DIRECTIONS FOR THIS TASK: Copy out every one of the lines below word for word, without changing anything.

Rows from a dataset
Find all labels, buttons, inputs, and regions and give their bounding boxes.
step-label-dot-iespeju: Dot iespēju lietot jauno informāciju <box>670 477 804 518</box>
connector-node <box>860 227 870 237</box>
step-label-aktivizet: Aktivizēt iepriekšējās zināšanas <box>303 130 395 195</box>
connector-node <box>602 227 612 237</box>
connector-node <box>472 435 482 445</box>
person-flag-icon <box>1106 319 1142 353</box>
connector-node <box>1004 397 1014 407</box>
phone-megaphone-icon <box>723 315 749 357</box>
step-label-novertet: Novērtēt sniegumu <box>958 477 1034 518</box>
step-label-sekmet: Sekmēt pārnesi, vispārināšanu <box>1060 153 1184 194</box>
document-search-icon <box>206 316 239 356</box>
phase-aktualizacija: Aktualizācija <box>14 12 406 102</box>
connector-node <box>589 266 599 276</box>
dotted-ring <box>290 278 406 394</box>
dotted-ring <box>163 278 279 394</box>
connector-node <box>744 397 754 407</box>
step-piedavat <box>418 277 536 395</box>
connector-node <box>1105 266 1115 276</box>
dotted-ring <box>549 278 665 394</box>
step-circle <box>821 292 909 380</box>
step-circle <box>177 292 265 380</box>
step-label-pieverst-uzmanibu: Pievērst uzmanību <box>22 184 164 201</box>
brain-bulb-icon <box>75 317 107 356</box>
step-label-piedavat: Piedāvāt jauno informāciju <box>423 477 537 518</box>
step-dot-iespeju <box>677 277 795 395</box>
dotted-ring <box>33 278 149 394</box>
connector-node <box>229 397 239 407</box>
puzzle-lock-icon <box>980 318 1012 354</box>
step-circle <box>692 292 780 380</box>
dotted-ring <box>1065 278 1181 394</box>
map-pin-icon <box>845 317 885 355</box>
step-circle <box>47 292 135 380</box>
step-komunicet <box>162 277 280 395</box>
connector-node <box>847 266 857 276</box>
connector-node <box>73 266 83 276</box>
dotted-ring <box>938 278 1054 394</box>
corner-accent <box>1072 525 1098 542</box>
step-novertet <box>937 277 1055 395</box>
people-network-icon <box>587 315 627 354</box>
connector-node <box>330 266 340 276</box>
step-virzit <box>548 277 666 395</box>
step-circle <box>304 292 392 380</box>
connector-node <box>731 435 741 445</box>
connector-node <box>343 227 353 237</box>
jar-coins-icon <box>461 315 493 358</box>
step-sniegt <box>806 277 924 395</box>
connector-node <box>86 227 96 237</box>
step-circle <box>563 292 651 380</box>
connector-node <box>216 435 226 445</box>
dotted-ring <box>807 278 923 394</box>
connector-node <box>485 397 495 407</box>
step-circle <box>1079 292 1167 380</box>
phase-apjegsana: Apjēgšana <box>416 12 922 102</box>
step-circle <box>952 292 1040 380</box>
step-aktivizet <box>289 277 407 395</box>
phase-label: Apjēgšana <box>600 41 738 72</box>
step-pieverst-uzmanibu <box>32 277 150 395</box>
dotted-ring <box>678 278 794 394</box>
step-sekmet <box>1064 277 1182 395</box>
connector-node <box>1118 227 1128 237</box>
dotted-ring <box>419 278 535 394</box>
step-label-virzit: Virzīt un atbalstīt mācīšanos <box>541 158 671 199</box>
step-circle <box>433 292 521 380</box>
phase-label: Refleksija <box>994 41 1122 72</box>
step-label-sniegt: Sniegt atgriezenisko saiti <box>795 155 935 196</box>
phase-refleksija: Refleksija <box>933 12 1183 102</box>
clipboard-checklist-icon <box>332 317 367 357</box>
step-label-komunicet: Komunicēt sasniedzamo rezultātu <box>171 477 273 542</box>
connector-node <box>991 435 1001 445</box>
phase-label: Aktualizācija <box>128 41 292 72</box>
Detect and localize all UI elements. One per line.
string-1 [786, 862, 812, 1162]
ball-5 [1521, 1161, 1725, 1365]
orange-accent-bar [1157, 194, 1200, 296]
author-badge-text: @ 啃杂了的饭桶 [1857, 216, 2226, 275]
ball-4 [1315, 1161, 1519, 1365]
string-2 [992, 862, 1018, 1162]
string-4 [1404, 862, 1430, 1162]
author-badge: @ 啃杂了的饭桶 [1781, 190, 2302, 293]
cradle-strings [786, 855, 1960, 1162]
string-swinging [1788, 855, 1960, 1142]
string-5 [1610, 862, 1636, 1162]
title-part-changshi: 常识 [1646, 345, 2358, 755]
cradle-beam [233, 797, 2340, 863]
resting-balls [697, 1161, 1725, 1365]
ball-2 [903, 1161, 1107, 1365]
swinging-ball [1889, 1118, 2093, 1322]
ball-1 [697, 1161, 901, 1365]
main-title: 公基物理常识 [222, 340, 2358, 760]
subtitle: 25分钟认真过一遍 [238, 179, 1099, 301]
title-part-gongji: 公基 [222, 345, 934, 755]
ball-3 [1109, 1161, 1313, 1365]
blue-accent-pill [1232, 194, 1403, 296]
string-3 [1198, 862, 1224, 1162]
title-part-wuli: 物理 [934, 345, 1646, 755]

THE ANSWER:
Find all labels, buttons, inputs, and regions and give their bounding boxes.
step-label-dot-iespeju: Dot iespēju lietot jauno informāciju <box>670 477 804 518</box>
connector-node <box>860 227 870 237</box>
step-label-aktivizet: Aktivizēt iepriekšējās zināšanas <box>303 130 395 195</box>
connector-node <box>602 227 612 237</box>
connector-node <box>472 435 482 445</box>
person-flag-icon <box>1106 319 1142 353</box>
connector-node <box>1004 397 1014 407</box>
phone-megaphone-icon <box>723 315 749 357</box>
step-label-novertet: Novērtēt sniegumu <box>958 477 1034 518</box>
step-label-sekmet: Sekmēt pārnesi, vispārināšanu <box>1060 153 1184 194</box>
document-search-icon <box>206 316 239 356</box>
phase-aktualizacija: Aktualizācija <box>14 12 406 102</box>
connector-node <box>589 266 599 276</box>
dotted-ring <box>290 278 406 394</box>
dotted-ring <box>163 278 279 394</box>
connector-node <box>744 397 754 407</box>
step-piedavat <box>418 277 536 395</box>
connector-node <box>1105 266 1115 276</box>
dotted-ring <box>549 278 665 394</box>
step-circle <box>821 292 909 380</box>
step-circle <box>177 292 265 380</box>
step-label-pieverst-uzmanibu: Pievērst uzmanību <box>22 184 164 201</box>
brain-bulb-icon <box>75 317 107 356</box>
step-label-piedavat: Piedāvāt jauno informāciju <box>423 477 537 518</box>
step-dot-iespeju <box>677 277 795 395</box>
dotted-ring <box>33 278 149 394</box>
connector-node <box>229 397 239 407</box>
puzzle-lock-icon <box>980 318 1012 354</box>
step-circle <box>692 292 780 380</box>
dotted-ring <box>1065 278 1181 394</box>
map-pin-icon <box>845 317 885 355</box>
step-circle <box>47 292 135 380</box>
step-komunicet <box>162 277 280 395</box>
connector-node <box>847 266 857 276</box>
connector-node <box>73 266 83 276</box>
dotted-ring <box>938 278 1054 394</box>
corner-accent <box>1072 525 1098 542</box>
step-novertet <box>937 277 1055 395</box>
people-network-icon <box>587 315 627 354</box>
connector-node <box>330 266 340 276</box>
step-virzit <box>548 277 666 395</box>
step-circle <box>304 292 392 380</box>
connector-node <box>731 435 741 445</box>
connector-node <box>343 227 353 237</box>
jar-coins-icon <box>461 315 493 358</box>
step-sniegt <box>806 277 924 395</box>
connector-node <box>86 227 96 237</box>
step-circle <box>563 292 651 380</box>
connector-node <box>216 435 226 445</box>
dotted-ring <box>807 278 923 394</box>
connector-node <box>485 397 495 407</box>
step-circle <box>1079 292 1167 380</box>
phase-apjegsana: Apjēgšana <box>416 12 922 102</box>
step-circle <box>952 292 1040 380</box>
step-aktivizet <box>289 277 407 395</box>
phase-label: Apjēgšana <box>600 41 738 72</box>
step-pieverst-uzmanibu <box>32 277 150 395</box>
dotted-ring <box>678 278 794 394</box>
step-sekmet <box>1064 277 1182 395</box>
connector-node <box>1118 227 1128 237</box>
dotted-ring <box>419 278 535 394</box>
step-label-virzit: Virzīt un atbalstīt mācīšanos <box>541 158 671 199</box>
step-circle <box>433 292 521 380</box>
phase-label: Refleksija <box>994 41 1122 72</box>
step-label-sniegt: Sniegt atgriezenisko saiti <box>795 155 935 196</box>
phase-refleksija: Refleksija <box>933 12 1183 102</box>
clipboard-checklist-icon <box>332 317 367 357</box>
step-label-komunicet: Komunicēt sasniedzamo rezultātu <box>171 477 273 542</box>
connector-node <box>991 435 1001 445</box>
phase-label: Aktualizācija <box>128 41 292 72</box>
Detect and localize all UI elements. One per line.
string-1 [786, 862, 812, 1162]
ball-5 [1521, 1161, 1725, 1365]
orange-accent-bar [1157, 194, 1200, 296]
author-badge-text: @ 啃杂了的饭桶 [1857, 216, 2226, 275]
ball-4 [1315, 1161, 1519, 1365]
string-2 [992, 862, 1018, 1162]
string-4 [1404, 862, 1430, 1162]
author-badge: @ 啃杂了的饭桶 [1781, 190, 2302, 293]
cradle-strings [786, 855, 1960, 1162]
string-swinging [1788, 855, 1960, 1142]
string-5 [1610, 862, 1636, 1162]
title-part-changshi: 常识 [1646, 345, 2358, 755]
cradle-beam [233, 797, 2340, 863]
resting-balls [697, 1161, 1725, 1365]
ball-2 [903, 1161, 1107, 1365]
swinging-ball [1889, 1118, 2093, 1322]
ball-1 [697, 1161, 901, 1365]
main-title: 公基物理常识 [222, 340, 2358, 760]
subtitle: 25分钟认真过一遍 [238, 179, 1099, 301]
title-part-gongji: 公基 [222, 345, 934, 755]
ball-3 [1109, 1161, 1313, 1365]
blue-accent-pill [1232, 194, 1403, 296]
string-3 [1198, 862, 1224, 1162]
title-part-wuli: 物理 [934, 345, 1646, 755]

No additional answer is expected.